Material for this task:
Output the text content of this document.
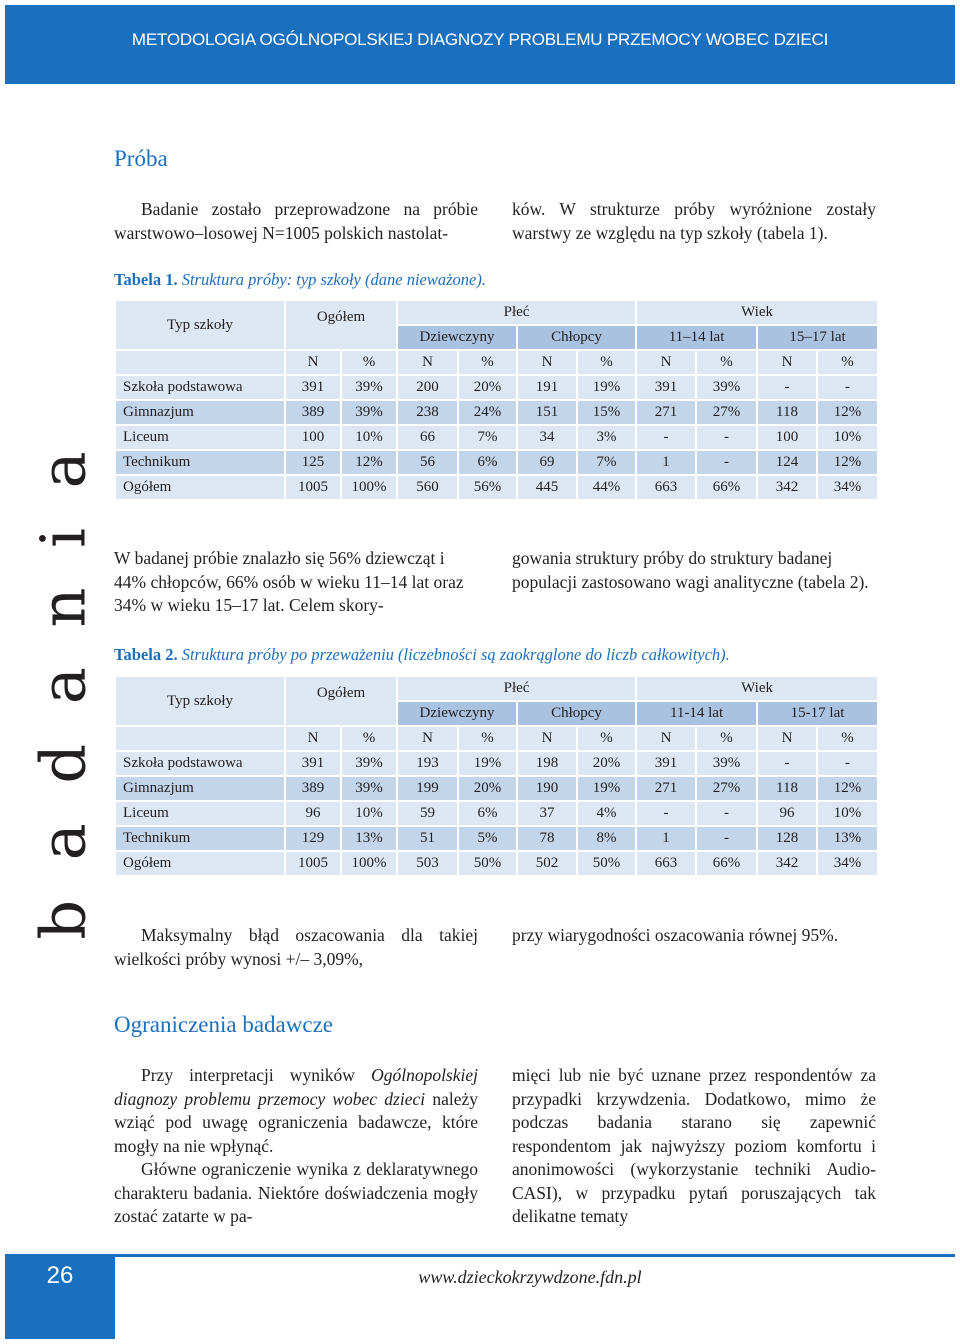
METODOLOGIA OGÓLNOPOLSKIEJ DIAGNOZY PROBLEMU PRZEMOCY WOBEC DZIECI
b a d a n i a
Próba
Badanie zostało przeprowadzone na próbie warstwowo–losowej N=1005 polskich nastolat-
ków. W strukturze próby wyróżnione zostały warstwy ze względu na typ szkoły (tabela 1).
Tabela 1. Struktura próby: typ szkoły (dane nieważone).
Typ szkoły	Ogółem		Płeć				Wiek			
			Dziewczyny		Chłopcy		11–14 lat		15–17 lat	
	N	%	N	%	N	%	N	%	N	%
Szkoła podstawowa	391	39%	200	20%	191	19%	391	39%	-	-
Gimnazjum	389	39%	238	24%	151	15%	271	27%	118	12%
Liceum	100	10%	66	7%	34	3%	-	-	100	10%
Technikum	125	12%	56	6%	69	7%	1	-	124	12%
Ogółem	1005	100%	560	56%	445	44%	663	66%	342	34%
W badanej próbie znalazło się 56% dziewcząt i 44% chłopców, 66% osób w wieku 11–14 lat oraz 34% w wieku 15–17 lat. Celem skory-
gowania struktury próby do struktury badanej populacji zastosowano wagi analityczne (tabela 2).
Tabela 2. Struktura próby po przeważeniu (liczebności są zaokrąglone do liczb całkowitych).
Typ szkoły	Ogółem		Płeć				Wiek			
			Dziewczyny		Chłopcy		11-14 lat		15-17 lat	
	N	%	N	%	N	%	N	%	N	%
Szkoła podstawowa	391	39%	193	19%	198	20%	391	39%	-	-
Gimnazjum	389	39%	199	20%	190	19%	271	27%	118	12%
Liceum	96	10%	59	6%	37	4%	-	-	96	10%
Technikum	129	13%	51	5%	78	8%	1	-	128	13%
Ogółem	1005	100%	503	50%	502	50%	663	66%	342	34%
Maksymalny błąd oszacowania dla takiej wielkości próby wynosi +/– 3,09%,
przy wiarygodności oszacowania równej 95%.
Ograniczenia badawcze

Przy interpretacji wyników Ogólnopolskiej diagnozy problemu przemocy wobec dzieci należy wziąć pod uwagę ograniczenia badawcze, które mogły na nie wpłynąć.

Główne ograniczenie wynika z deklaratywnego charakteru badania. Niektóre doświadczenia mogły zostać zatarte w pa-

mięci lub nie być uznane przez respondentów za przypadki krzywdzenia. Dodatkowo, mimo że podczas badania starano się zapewnić respondentom jak najwyższy poziom komfortu i anonimowości (wykorzystanie techniki Audio-CASI), w przypadku pytań poruszających tak delikatne tematy
26	www.dzieckokrzywdzone.fdn.pl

Task to carry out:
Pull out each line holding the string "badanej".

Full answer:
W badanej próbie znalazło się 56% dziewcząt i 44% chłopców, 66% osób w wieku 11–14 lat oraz 34% w wieku 15–17 lat. Celem skory-
gowania struktury próby do struktury badanej populacji zastosowano wagi analityczne (tabela 2).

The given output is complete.